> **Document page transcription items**

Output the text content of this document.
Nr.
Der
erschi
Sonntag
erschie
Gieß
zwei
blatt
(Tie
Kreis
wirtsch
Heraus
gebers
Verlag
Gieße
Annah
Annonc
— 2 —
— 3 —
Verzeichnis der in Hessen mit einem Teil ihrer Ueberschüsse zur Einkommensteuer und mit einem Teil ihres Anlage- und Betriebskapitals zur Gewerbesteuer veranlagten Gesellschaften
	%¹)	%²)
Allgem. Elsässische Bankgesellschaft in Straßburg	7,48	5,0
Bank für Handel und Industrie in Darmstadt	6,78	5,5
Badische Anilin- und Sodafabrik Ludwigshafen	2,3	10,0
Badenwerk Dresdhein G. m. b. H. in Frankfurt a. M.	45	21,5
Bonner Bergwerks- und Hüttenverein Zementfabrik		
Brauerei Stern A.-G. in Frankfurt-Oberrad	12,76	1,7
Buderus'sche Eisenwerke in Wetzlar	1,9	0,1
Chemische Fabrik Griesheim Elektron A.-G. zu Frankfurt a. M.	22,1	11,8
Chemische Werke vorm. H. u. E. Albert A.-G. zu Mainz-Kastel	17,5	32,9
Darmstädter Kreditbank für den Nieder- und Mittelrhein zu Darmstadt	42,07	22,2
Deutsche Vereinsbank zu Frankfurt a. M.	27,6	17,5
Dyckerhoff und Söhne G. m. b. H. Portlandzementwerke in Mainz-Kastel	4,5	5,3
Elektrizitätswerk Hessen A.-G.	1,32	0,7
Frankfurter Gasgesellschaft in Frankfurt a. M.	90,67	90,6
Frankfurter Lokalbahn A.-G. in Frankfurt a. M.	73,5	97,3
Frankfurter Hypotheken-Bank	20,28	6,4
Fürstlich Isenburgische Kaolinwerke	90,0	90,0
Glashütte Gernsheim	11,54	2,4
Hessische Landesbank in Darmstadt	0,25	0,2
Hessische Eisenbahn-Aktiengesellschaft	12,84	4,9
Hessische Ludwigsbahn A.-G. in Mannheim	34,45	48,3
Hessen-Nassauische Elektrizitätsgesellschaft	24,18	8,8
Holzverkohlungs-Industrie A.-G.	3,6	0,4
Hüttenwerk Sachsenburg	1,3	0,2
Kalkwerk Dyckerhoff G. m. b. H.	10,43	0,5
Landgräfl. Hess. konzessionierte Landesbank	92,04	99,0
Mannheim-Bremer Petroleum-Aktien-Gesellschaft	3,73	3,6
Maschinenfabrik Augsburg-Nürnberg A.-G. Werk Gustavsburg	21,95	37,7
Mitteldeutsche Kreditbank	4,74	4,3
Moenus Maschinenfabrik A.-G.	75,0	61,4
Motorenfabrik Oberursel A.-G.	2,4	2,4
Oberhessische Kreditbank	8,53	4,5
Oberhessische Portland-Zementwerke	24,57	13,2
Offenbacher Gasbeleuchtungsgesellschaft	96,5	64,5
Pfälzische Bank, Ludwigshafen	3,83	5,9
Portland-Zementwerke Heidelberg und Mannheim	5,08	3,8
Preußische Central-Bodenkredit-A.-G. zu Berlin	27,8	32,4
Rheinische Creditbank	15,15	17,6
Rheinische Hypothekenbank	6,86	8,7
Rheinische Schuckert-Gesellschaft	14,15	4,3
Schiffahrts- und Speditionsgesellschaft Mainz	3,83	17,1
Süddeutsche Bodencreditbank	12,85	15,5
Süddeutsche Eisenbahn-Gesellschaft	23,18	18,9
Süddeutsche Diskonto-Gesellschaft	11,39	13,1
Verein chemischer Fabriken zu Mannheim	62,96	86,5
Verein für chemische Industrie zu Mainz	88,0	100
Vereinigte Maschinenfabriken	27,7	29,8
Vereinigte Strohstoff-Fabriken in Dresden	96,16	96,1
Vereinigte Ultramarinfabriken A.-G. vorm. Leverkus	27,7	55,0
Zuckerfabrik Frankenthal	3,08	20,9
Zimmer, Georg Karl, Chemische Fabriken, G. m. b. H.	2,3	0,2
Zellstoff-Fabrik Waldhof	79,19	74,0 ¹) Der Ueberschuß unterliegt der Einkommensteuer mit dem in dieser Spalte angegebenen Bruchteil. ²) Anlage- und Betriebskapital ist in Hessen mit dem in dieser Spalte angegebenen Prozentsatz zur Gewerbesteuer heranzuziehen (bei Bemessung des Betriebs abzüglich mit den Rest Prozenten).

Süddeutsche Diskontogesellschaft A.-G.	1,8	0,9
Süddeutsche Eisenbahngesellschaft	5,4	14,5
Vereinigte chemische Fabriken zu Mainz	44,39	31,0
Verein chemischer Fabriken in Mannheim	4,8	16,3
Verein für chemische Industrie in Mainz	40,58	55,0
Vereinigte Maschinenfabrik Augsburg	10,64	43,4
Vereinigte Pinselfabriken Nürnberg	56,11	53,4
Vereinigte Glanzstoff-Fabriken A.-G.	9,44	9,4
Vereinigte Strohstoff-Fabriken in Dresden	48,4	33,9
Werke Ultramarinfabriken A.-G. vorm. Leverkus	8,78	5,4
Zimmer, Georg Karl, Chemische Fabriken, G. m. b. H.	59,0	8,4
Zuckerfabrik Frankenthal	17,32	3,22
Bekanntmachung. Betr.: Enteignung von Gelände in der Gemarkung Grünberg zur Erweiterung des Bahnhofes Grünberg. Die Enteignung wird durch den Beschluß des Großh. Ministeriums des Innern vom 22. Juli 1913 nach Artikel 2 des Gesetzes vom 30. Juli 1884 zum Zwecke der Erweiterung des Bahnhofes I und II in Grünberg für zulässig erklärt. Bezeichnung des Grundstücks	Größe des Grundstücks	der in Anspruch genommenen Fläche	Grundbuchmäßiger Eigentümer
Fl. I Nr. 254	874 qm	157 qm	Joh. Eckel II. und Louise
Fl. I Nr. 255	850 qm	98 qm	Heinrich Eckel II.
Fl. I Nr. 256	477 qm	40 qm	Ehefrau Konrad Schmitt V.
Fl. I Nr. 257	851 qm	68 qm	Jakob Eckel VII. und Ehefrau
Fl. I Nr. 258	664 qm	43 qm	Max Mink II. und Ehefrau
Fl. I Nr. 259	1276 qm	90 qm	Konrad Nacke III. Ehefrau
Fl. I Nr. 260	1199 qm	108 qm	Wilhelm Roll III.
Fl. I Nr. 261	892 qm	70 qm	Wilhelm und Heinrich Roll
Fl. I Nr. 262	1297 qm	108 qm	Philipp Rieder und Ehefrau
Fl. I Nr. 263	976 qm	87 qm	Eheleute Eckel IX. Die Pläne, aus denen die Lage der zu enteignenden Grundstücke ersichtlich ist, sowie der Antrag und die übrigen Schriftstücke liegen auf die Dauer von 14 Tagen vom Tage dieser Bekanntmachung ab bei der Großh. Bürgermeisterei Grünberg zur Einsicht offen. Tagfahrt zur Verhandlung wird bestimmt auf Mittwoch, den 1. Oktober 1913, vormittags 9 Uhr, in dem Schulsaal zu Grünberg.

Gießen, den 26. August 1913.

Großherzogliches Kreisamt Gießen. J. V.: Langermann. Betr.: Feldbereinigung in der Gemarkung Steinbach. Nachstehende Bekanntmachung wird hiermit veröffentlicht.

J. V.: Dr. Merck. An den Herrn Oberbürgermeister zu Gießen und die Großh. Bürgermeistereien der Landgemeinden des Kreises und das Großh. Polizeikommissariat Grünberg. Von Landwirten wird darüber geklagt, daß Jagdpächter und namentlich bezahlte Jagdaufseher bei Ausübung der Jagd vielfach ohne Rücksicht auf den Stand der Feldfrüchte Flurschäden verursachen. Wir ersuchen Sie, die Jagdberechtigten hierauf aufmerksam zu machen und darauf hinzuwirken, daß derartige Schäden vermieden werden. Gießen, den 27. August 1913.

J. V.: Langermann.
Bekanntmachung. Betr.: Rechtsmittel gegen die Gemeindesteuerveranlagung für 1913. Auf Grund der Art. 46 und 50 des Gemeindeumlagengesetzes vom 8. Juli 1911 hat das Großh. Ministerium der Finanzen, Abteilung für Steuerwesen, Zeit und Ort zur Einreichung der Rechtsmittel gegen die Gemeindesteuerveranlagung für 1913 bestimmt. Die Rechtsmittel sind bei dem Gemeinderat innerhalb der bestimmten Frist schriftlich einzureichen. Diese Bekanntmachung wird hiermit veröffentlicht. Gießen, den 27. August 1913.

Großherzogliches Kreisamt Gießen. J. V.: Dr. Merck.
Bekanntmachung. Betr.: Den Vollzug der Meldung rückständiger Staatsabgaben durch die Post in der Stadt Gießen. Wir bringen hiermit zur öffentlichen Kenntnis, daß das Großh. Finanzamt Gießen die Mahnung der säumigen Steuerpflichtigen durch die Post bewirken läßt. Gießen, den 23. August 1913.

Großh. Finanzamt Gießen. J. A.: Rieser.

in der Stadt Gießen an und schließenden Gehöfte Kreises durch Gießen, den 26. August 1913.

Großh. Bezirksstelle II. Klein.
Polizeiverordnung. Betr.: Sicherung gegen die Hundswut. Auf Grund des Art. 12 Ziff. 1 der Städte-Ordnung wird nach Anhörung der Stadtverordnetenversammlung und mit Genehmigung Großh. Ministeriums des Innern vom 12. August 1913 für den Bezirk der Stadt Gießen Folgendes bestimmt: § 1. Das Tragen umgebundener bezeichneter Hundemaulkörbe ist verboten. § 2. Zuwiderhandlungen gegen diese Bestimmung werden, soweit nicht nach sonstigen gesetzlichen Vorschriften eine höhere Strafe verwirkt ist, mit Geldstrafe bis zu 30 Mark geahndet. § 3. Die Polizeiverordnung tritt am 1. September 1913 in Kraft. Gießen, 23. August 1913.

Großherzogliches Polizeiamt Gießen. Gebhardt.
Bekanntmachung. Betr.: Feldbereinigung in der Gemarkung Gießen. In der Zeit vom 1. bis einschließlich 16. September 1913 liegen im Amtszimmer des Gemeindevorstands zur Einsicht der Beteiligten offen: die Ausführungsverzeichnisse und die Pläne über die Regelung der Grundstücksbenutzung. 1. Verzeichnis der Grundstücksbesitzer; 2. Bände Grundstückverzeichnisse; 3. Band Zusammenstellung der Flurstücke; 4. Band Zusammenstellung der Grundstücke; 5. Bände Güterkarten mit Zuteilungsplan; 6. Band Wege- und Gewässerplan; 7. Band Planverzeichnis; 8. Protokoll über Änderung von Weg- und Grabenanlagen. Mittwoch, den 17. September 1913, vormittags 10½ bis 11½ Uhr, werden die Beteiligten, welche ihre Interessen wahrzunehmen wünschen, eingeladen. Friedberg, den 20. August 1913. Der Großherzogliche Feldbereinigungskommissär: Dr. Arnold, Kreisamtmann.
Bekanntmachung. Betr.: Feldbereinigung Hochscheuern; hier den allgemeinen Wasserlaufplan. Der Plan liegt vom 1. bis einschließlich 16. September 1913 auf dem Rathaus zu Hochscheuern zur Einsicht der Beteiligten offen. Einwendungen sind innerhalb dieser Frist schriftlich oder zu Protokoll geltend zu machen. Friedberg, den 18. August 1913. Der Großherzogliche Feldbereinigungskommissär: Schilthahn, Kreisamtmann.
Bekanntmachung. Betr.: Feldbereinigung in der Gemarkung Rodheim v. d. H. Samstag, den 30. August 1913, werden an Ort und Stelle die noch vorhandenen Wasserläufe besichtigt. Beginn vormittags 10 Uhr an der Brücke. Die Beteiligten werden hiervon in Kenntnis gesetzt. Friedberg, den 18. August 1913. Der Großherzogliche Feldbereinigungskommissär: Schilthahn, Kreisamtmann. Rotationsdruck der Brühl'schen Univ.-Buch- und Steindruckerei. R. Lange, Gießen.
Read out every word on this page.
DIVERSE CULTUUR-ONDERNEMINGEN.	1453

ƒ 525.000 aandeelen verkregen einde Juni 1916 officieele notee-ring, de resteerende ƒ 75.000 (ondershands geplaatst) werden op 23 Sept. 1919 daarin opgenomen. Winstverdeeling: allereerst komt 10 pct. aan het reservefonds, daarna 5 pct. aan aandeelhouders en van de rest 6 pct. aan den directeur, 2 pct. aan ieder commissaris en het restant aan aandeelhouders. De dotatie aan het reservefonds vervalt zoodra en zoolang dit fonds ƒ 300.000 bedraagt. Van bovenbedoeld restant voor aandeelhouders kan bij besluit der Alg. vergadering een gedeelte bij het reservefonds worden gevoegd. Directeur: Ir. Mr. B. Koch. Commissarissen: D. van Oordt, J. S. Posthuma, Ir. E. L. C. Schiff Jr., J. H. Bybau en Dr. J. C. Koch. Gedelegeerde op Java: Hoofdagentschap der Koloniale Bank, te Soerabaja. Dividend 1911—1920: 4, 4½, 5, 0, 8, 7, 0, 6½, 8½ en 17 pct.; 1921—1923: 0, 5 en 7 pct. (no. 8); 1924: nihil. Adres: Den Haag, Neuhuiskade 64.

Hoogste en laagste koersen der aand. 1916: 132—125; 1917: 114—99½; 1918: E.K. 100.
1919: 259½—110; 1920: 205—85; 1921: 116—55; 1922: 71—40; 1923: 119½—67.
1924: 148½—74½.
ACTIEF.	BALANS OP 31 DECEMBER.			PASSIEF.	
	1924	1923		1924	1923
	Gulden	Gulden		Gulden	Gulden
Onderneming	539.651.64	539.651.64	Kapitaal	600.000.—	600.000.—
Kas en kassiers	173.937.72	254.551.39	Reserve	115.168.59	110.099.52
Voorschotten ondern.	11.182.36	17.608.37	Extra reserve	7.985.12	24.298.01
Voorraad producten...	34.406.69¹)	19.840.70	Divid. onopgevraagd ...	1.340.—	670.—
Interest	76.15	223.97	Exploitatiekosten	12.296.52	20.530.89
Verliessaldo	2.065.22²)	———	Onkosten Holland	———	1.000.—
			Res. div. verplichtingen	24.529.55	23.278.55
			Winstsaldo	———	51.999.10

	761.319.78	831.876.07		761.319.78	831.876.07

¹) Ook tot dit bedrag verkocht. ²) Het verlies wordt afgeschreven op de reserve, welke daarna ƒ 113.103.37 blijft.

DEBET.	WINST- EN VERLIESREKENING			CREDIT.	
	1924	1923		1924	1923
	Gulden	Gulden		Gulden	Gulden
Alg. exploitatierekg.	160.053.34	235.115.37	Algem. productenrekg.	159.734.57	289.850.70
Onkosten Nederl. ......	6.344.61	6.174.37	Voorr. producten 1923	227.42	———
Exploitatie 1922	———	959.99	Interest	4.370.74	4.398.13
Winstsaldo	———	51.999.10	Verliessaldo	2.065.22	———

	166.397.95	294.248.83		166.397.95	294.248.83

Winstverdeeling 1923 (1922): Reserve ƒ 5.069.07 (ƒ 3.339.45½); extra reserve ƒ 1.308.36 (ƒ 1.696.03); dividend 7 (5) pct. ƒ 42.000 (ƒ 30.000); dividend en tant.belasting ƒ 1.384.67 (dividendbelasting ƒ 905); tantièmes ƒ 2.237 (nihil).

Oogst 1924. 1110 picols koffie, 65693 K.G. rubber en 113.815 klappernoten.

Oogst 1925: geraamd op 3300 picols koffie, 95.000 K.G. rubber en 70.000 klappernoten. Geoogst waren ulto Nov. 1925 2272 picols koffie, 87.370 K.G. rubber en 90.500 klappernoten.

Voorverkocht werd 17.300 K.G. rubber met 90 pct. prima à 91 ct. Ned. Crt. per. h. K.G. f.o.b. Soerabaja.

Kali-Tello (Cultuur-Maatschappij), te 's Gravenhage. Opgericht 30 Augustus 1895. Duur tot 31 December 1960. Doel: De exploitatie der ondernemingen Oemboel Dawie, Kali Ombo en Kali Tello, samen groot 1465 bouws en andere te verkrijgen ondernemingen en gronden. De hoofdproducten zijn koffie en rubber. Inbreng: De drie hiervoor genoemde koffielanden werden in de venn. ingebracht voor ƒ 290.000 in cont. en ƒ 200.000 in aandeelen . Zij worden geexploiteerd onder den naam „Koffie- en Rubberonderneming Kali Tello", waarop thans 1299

> **Work request**
Which lines of the records contain "klappernoten"? Show each of them.

> **Written reply**
Oogst 1924. 1110 picols koffie, 65693 K.G. rubber en 113.815 klappernoten.
Oogst 1925: geraamd op 3300 picols koffie, 95.000 K.G. rubber en 70.000 klappernoten. Geoogst waren ulto Nov. 1925 2272 picols koffie, 87.370 K.G. rubber en 90.500 klappernoten.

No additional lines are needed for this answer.